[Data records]
'''

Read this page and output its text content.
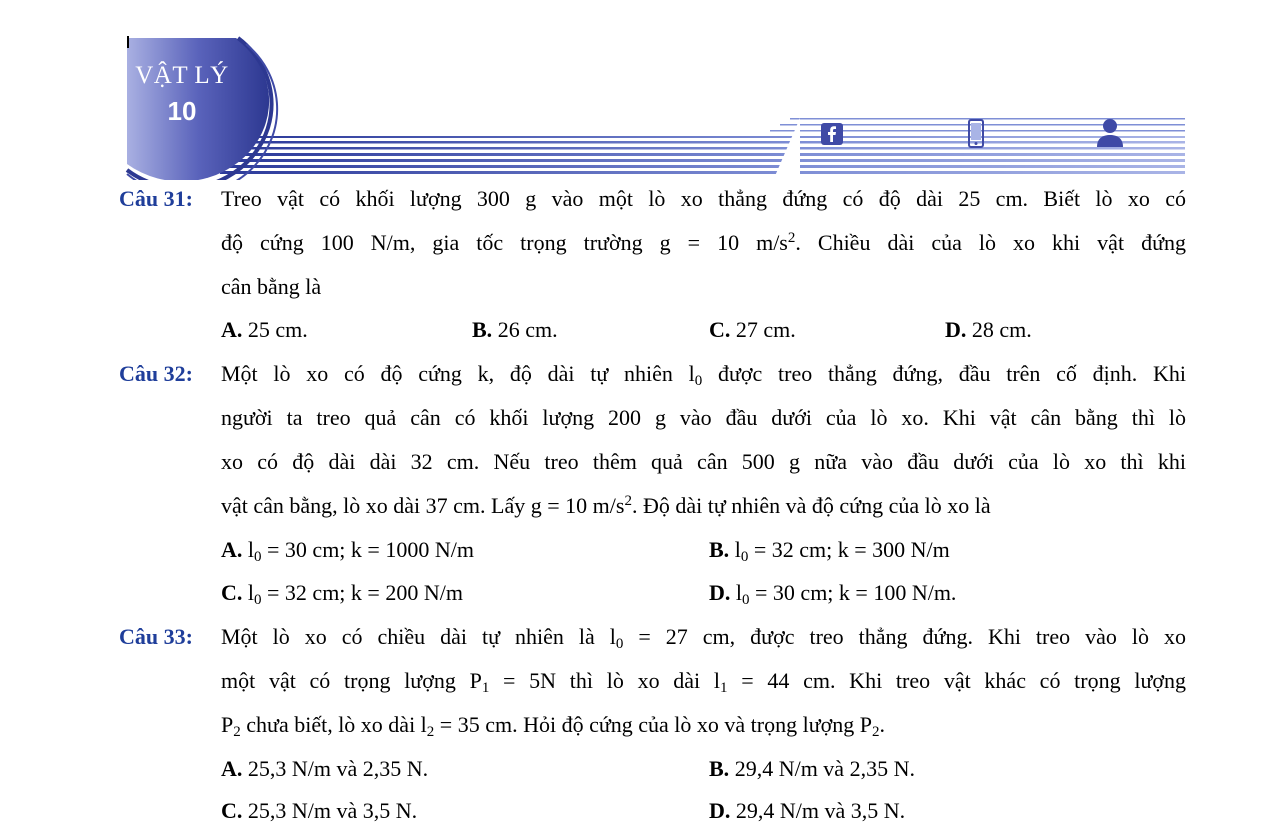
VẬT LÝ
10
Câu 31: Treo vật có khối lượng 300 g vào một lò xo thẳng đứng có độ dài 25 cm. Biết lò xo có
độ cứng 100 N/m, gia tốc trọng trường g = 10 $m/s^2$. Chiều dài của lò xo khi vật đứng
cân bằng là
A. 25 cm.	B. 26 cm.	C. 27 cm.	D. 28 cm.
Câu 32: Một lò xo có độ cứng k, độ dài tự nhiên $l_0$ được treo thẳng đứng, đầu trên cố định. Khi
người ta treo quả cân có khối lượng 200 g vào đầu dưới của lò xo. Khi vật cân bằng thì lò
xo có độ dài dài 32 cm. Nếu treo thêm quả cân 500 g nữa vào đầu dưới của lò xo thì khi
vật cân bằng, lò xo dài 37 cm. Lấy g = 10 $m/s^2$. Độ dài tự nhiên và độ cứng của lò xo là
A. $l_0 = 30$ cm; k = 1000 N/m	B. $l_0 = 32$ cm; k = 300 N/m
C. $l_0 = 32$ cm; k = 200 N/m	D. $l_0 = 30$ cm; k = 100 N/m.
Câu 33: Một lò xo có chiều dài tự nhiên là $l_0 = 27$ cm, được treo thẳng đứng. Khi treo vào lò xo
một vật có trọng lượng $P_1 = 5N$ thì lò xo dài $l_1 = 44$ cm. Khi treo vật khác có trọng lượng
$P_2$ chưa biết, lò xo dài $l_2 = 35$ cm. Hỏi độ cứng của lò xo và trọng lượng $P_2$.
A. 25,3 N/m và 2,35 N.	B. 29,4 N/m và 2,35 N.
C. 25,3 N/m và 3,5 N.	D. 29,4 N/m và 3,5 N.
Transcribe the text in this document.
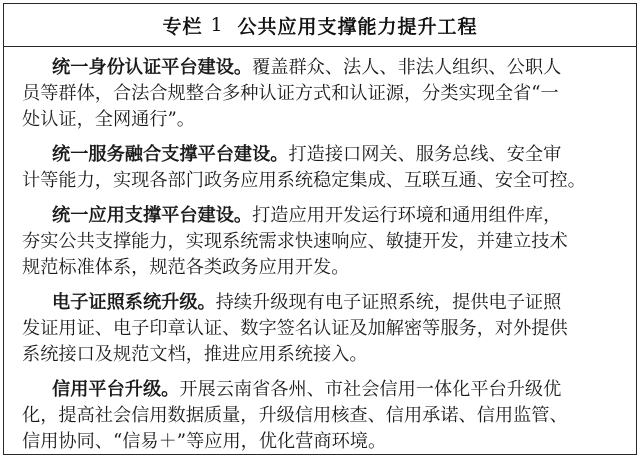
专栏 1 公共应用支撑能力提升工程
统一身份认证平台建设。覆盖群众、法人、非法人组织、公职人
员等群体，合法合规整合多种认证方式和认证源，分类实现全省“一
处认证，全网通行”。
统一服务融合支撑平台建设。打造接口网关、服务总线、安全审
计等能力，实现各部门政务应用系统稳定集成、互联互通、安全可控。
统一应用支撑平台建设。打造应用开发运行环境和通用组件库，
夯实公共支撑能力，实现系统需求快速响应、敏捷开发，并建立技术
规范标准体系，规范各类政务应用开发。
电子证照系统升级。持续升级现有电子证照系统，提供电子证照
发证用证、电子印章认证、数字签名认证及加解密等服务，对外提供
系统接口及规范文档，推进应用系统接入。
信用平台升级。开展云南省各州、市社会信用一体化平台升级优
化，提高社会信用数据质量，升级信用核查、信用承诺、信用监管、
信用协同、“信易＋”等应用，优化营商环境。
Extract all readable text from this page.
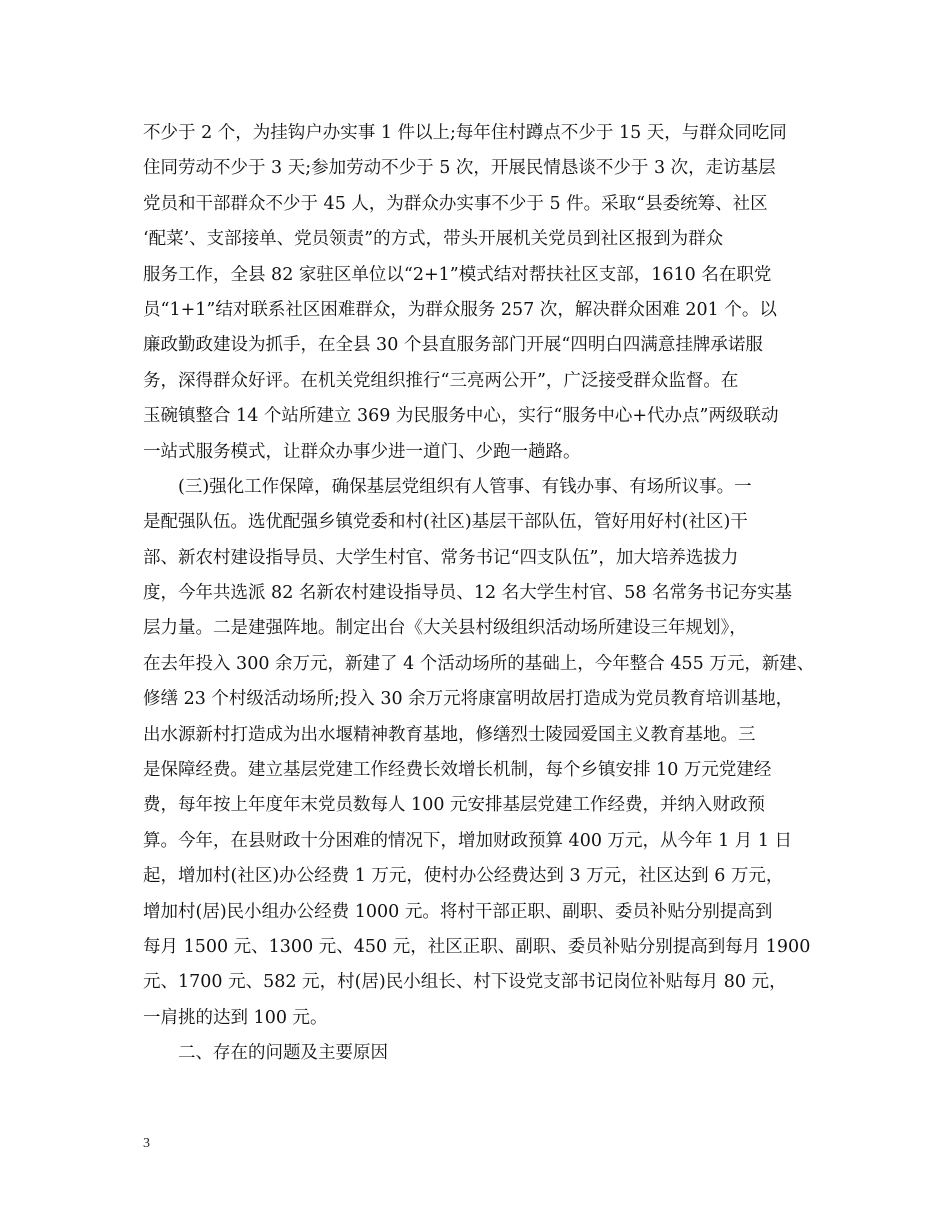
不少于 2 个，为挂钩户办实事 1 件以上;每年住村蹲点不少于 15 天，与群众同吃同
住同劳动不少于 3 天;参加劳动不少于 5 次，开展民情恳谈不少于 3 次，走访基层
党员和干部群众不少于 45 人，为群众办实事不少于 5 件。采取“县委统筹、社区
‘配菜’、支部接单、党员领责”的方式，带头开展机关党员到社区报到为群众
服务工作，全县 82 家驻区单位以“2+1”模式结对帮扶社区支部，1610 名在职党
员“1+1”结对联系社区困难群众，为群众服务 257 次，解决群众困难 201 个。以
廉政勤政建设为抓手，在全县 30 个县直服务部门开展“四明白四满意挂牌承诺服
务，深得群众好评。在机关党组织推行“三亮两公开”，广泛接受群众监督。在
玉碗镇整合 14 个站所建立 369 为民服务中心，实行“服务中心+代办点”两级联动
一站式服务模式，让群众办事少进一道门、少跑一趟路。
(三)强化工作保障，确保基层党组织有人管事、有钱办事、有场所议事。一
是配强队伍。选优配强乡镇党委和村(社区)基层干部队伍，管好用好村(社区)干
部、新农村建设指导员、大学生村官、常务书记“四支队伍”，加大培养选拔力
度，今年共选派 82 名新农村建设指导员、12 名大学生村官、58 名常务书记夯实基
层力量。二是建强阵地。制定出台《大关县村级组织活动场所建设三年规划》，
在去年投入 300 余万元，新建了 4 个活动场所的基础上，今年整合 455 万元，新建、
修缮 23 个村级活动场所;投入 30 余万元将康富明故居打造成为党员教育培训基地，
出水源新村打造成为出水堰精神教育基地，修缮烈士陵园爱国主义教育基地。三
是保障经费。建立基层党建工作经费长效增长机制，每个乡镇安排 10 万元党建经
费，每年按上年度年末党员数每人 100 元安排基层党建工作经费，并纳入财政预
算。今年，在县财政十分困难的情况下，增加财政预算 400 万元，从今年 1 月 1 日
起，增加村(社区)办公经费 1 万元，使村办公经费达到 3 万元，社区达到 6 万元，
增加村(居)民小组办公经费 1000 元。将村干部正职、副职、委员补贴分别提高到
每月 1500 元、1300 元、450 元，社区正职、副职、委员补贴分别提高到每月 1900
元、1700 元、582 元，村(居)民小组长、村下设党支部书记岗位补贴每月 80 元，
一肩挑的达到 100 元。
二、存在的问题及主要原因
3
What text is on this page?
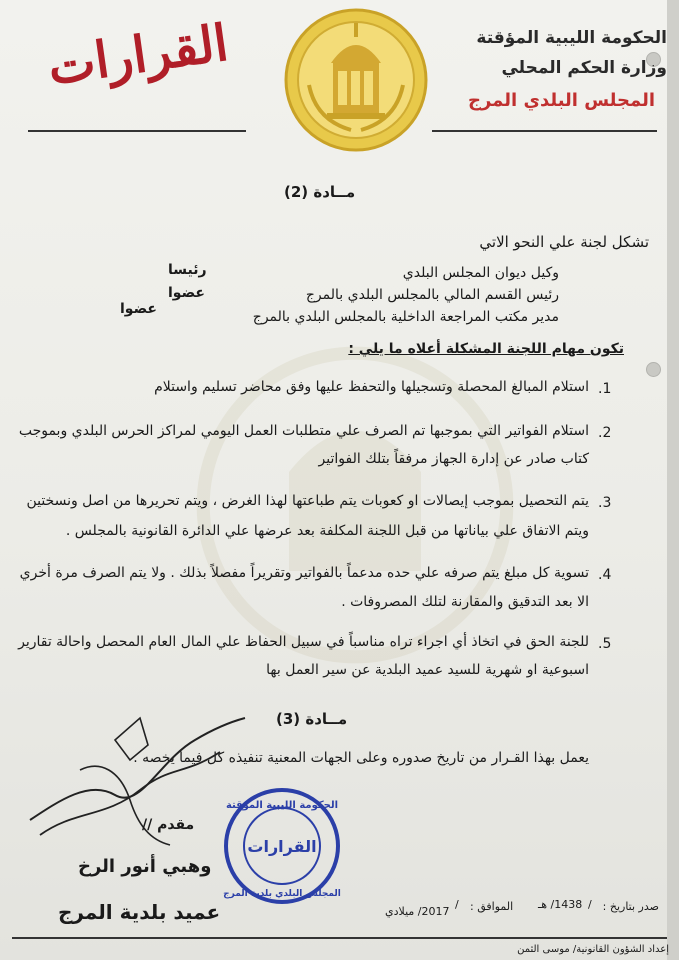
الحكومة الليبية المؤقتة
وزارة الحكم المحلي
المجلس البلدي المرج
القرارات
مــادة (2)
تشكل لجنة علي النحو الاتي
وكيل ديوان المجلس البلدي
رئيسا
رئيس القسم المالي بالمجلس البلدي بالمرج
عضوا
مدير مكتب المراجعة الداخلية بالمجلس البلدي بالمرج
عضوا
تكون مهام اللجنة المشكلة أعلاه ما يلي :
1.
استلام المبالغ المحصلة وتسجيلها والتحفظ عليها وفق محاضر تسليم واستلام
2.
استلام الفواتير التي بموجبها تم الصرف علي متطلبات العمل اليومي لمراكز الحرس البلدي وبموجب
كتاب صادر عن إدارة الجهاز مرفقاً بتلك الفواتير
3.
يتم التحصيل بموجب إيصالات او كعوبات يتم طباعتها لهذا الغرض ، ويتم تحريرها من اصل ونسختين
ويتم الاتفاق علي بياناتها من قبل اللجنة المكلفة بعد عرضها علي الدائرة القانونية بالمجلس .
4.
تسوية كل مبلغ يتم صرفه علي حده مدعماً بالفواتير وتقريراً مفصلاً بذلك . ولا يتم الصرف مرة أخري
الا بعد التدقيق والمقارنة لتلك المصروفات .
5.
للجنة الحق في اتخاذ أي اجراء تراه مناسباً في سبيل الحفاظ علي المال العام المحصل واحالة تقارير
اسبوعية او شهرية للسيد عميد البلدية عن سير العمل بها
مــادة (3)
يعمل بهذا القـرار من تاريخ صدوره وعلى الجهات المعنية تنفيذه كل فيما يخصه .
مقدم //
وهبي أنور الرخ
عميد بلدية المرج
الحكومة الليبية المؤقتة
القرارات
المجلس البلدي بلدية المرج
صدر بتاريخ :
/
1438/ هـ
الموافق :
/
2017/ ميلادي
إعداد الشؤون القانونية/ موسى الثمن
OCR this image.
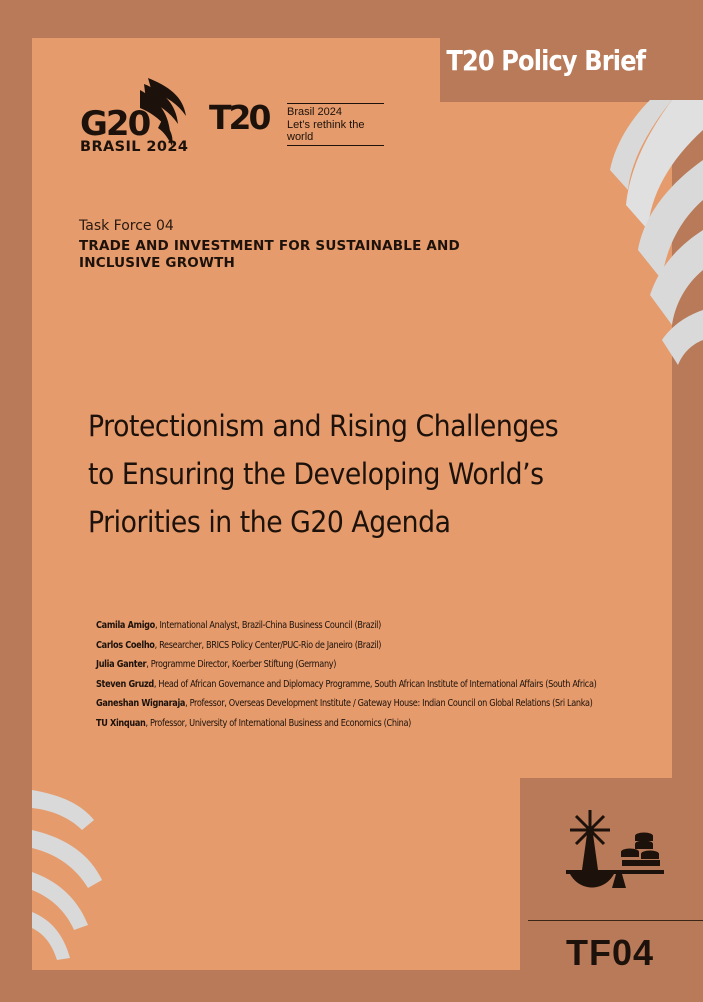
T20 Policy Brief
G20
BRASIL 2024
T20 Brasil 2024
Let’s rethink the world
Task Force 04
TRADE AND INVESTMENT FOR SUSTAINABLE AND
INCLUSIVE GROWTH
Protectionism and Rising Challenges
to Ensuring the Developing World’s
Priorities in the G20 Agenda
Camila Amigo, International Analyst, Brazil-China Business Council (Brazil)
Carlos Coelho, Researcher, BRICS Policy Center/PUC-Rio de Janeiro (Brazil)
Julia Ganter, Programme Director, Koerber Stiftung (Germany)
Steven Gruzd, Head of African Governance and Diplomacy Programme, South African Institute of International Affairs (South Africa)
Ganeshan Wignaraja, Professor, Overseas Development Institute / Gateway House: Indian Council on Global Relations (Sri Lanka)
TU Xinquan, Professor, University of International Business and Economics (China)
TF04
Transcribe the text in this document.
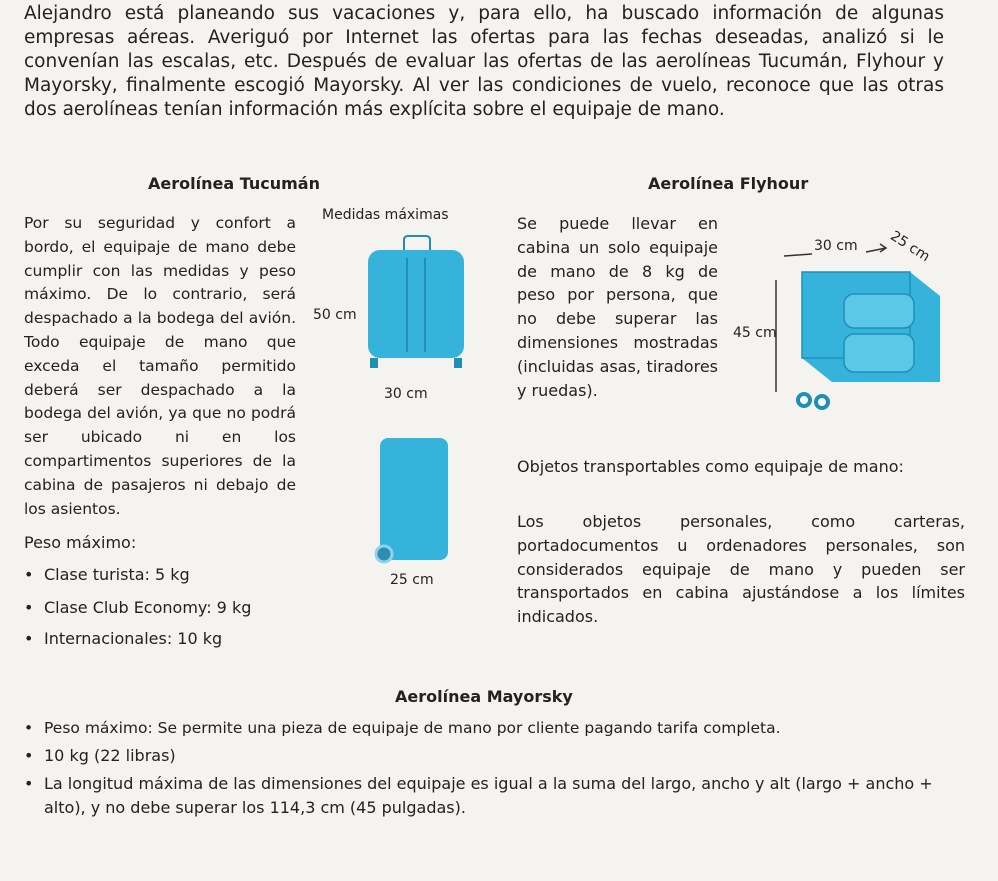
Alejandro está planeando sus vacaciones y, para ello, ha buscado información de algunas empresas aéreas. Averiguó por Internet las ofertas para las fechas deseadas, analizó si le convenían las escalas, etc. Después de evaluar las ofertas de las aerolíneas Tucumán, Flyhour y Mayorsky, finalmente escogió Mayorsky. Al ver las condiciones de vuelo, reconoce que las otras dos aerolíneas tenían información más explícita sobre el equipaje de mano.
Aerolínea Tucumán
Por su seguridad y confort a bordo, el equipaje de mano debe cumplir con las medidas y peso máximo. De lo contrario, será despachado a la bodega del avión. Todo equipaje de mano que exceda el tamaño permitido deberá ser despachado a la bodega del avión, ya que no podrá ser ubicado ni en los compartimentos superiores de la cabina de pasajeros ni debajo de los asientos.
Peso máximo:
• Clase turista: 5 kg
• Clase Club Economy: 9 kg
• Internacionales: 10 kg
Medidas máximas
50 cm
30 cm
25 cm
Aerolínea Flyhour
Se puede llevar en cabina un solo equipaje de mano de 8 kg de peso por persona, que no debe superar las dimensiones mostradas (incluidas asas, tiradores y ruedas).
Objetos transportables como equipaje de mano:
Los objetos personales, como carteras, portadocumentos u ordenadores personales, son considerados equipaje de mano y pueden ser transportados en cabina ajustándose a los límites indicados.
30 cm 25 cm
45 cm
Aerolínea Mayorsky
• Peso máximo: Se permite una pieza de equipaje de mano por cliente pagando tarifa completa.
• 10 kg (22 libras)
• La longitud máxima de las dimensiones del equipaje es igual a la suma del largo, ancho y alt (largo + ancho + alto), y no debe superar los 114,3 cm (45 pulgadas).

'''

= STATED EXERCISE =
Determine how many lines of the material include the string "Flyhour". Output only that count.

= EXERCISE RESULT =
2